# START OF DATA LISTING

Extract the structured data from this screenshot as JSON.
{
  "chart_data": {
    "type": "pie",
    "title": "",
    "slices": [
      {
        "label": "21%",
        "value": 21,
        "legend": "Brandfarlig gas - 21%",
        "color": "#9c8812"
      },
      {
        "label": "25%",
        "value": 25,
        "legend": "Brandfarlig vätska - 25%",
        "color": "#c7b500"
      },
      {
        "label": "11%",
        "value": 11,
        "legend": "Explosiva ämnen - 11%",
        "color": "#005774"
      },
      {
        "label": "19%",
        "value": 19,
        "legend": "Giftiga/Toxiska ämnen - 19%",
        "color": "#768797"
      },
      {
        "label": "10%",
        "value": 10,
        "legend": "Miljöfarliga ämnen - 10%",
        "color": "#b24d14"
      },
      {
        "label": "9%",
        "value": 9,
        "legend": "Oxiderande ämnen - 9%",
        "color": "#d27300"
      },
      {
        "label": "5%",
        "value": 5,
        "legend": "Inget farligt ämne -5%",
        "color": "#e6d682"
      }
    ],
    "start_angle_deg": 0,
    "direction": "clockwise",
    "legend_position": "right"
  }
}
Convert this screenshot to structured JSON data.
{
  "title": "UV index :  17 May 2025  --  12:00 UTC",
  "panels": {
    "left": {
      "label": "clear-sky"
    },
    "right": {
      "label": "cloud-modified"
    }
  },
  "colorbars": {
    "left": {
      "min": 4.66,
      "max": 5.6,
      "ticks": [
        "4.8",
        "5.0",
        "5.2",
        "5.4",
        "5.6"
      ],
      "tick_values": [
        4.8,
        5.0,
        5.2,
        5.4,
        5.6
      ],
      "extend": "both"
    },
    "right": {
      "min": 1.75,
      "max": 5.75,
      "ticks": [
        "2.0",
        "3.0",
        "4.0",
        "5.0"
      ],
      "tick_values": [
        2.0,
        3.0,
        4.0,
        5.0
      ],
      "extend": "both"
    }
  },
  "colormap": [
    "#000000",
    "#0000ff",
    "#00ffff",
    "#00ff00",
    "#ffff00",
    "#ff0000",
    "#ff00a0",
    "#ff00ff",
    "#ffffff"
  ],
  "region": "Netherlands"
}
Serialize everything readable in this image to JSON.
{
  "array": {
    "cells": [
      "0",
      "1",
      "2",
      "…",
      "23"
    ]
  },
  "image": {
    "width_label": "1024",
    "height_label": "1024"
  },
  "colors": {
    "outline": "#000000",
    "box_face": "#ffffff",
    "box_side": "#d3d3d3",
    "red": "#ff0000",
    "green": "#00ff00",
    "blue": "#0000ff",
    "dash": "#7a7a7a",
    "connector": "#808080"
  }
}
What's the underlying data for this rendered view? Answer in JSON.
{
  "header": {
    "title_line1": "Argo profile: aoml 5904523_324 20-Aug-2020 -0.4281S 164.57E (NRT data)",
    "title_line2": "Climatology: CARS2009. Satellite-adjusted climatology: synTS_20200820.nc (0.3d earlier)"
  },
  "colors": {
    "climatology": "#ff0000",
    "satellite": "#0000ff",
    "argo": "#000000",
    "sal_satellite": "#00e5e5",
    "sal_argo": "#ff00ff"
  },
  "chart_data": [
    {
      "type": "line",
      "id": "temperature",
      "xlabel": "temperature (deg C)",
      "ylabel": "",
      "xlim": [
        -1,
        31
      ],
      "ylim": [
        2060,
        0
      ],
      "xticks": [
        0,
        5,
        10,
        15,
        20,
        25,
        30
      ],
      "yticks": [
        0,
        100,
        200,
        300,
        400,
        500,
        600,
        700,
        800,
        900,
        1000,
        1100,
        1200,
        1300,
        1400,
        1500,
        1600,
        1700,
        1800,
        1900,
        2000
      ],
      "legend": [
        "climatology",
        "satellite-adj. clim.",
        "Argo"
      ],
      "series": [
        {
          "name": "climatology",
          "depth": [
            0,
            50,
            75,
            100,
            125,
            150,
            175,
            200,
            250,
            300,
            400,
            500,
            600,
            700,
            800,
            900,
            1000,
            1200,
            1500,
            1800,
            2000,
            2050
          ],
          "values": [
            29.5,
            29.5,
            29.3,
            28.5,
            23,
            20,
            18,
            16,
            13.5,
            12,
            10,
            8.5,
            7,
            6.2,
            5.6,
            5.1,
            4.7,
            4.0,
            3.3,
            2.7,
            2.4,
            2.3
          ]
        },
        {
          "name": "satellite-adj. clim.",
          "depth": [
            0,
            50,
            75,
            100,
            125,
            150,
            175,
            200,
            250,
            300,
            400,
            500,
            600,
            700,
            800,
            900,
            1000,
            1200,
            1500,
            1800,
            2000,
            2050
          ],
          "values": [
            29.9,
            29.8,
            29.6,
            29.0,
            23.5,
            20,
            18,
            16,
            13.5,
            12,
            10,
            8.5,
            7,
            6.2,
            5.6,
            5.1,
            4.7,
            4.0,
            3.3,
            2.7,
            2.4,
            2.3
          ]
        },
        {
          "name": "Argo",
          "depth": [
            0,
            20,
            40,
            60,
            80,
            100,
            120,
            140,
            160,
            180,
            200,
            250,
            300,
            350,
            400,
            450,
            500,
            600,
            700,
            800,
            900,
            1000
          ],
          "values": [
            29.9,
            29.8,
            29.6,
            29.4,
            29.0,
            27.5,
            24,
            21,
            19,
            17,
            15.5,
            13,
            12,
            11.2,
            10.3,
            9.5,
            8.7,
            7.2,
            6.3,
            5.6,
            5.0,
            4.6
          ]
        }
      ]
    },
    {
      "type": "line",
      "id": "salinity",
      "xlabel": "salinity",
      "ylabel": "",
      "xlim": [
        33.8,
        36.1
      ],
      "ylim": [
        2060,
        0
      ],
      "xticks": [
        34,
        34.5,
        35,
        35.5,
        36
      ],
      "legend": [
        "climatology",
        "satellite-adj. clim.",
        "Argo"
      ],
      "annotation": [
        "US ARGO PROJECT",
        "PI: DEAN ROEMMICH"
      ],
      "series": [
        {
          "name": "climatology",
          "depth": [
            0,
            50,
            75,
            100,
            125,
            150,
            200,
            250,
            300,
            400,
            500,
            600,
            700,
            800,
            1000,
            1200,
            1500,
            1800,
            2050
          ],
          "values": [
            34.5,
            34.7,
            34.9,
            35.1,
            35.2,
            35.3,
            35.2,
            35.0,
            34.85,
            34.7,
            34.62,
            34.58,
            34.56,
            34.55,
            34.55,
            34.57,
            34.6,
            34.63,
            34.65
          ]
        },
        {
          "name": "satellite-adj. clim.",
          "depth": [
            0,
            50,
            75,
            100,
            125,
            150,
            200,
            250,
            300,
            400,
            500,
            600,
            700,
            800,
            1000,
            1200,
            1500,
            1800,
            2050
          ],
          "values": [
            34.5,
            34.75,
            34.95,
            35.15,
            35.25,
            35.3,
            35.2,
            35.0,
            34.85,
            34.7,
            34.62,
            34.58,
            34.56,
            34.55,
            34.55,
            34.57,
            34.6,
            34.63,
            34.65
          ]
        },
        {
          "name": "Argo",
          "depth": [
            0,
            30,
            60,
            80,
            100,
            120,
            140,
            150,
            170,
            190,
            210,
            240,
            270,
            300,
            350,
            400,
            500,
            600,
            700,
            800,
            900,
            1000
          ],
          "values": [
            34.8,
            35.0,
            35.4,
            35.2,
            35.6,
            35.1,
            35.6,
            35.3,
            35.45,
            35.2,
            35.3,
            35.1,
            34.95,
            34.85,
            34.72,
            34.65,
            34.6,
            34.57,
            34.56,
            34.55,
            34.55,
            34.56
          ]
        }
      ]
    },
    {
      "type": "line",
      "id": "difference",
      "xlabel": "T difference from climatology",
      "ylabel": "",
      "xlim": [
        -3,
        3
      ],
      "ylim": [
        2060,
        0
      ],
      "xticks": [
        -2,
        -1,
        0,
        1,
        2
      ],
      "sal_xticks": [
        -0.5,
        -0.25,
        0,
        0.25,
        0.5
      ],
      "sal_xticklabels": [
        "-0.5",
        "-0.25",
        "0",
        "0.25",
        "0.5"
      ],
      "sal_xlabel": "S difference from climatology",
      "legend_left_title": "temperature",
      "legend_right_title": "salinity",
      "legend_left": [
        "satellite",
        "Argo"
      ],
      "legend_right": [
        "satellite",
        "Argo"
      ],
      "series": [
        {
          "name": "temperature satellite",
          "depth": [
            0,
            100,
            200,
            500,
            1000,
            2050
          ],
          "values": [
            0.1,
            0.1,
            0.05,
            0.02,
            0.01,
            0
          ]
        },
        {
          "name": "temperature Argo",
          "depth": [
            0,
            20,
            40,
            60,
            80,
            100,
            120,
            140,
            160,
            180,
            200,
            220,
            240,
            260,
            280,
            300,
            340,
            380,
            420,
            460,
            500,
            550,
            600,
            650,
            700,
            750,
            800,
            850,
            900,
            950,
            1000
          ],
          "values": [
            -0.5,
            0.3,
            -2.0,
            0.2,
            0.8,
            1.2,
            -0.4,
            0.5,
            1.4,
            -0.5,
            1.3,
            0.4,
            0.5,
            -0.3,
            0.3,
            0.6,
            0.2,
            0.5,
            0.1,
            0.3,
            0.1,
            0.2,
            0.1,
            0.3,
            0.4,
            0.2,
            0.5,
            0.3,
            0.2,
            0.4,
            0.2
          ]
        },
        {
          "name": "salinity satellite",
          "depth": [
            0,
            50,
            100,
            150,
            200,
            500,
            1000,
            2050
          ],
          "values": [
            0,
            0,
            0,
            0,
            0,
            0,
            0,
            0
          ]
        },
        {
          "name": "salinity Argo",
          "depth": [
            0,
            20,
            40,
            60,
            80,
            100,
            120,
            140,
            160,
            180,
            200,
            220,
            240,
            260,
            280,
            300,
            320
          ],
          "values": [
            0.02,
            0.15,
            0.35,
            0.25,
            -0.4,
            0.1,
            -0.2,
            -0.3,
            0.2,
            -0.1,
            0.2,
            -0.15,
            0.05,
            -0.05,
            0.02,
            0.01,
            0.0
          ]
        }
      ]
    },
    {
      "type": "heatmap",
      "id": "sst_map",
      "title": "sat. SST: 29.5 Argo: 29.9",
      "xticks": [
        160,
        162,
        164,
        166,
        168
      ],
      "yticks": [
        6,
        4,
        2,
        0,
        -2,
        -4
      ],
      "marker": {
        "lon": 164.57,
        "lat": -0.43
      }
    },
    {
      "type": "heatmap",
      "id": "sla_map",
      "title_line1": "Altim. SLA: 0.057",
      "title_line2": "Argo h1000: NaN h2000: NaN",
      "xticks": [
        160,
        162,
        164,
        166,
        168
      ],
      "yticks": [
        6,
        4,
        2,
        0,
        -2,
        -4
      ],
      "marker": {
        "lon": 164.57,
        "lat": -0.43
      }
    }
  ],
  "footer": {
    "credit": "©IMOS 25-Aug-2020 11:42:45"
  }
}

# END OF DATA LISTING

#### [WHAT YOU ARE ASKED TO DO]
Filter the records for lines holding the string "difference". Copy each one.

#### [TASK RESULT]
      "id": "difference",
      "xlabel": "T difference from climatology",
      "sal_xlabel": "S difference from climatology",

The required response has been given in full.